:: Aim of the exercise ::
Determine which lines of the records include the word "fourrage", and copy them.

Raw records
##############################

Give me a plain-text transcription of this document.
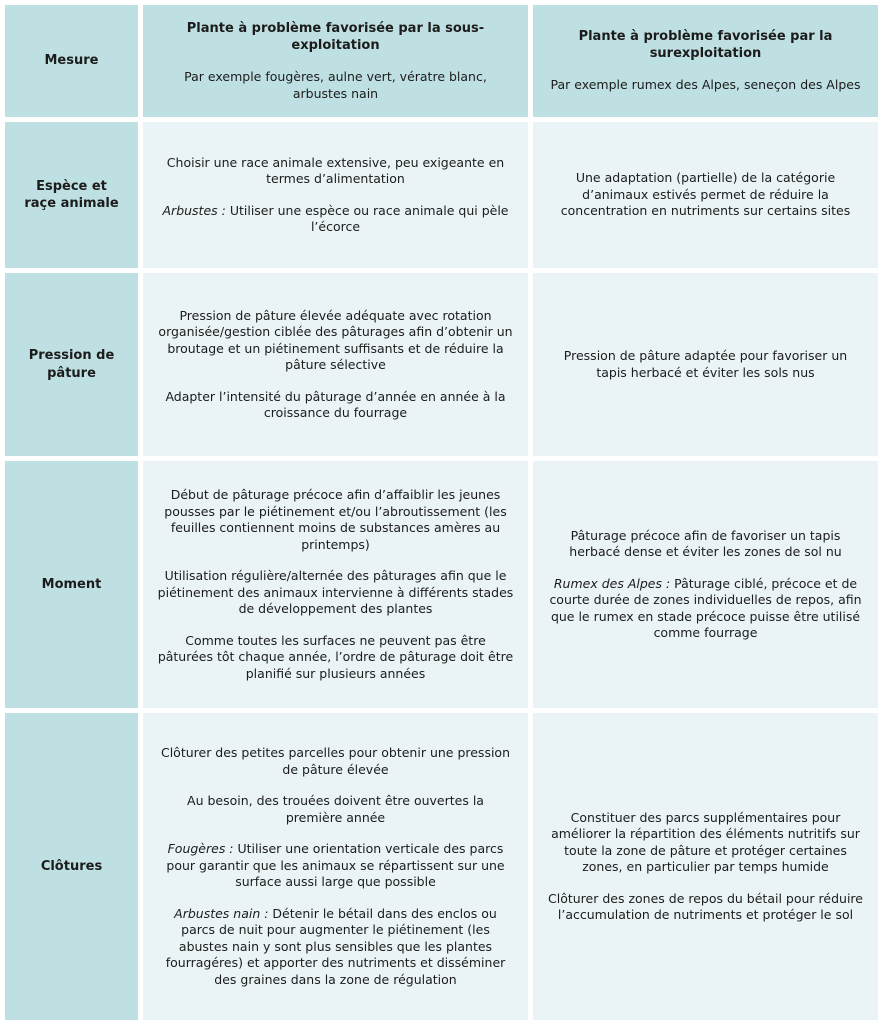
Mesure
Plante à problème favorisée par la sous-exploitation
Par exemple fougères, aulne vert, vératre blanc, arbustes nain
Plante à problème favorisée par la surexploitation
Par exemple rumex des Alpes, seneçon des Alpes
Espèce et raçe animale

Choisir une race animale extensive, peu exigeante en termes d’alimentation

Arbustes : Utiliser une espèce ou race animale qui pèle l’écorce

Une adaptation (partielle) de la catégorie d’animaux estivés permet de réduire la concentration en nutriments sur certains sites

Pression de pâture

Pression de pâture élevée adéquate avec rotation organisée/gestion ciblée des pâturages afin d’obtenir un broutage et un piétinement suffisants et de réduire la pâture sélective

Adapter l’intensité du pâturage d’année en année à la croissance du fourrage

Pression de pâture adaptée pour favoriser un tapis herbacé et éviter les sols nus

Moment

Début de pâturage précoce afin d’affaiblir les jeunes pousses par le piétinement et/ou l’abroutissement (les feuilles contiennent moins de substances amères au printemps)

Utilisation régulière/alternée des pâturages afin que le piétinement des animaux intervienne à différents stades de développement des plantes

Comme toutes les surfaces ne peuvent pas être pâturées tôt chaque année, l’ordre de pâturage doit être planifié sur plusieurs années

Pâturage précoce afin de favoriser un tapis herbacé dense et éviter les zones de sol nu

Rumex des Alpes : Pâturage ciblé, précoce et de courte durée de zones individuelles de repos, afin que le rumex en stade précoce puisse être utilisé comme fourrage

Clôtures

Clôturer des petites parcelles pour obtenir une pression de pâture élevée

Au besoin, des trouées doivent être ouvertes la première année

Fougères : Utiliser une orientation verticale des parcs pour garantir que les animaux se répartissent sur une surface aussi large que possible

Arbustes nain : Détenir le bétail dans des enclos ou parcs de nuit pour augmenter le piétinement (les abustes nain y sont plus sensibles que les plantes fourragéres) et apporter des nutriments et disséminer des graines dans la zone de régulation

Constituer des parcs supplémentaires pour améliorer la répartition des éléments nutritifs sur toute la zone de pâture et protéger certaines zones, en particulier par temps humide

Clôturer des zones de repos du bétail pour réduire l’accumulation de nutriments et protéger le sol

##############################

:: Answer to the problem ::
Adapter l’intensité du pâturage d’année en année à la croissance du fourrage
Rumex des Alpes : Pâturage ciblé, précoce et de courte durée de zones individuelles de repos, afin que le rumex en stade précoce puisse être utilisé comme fourrage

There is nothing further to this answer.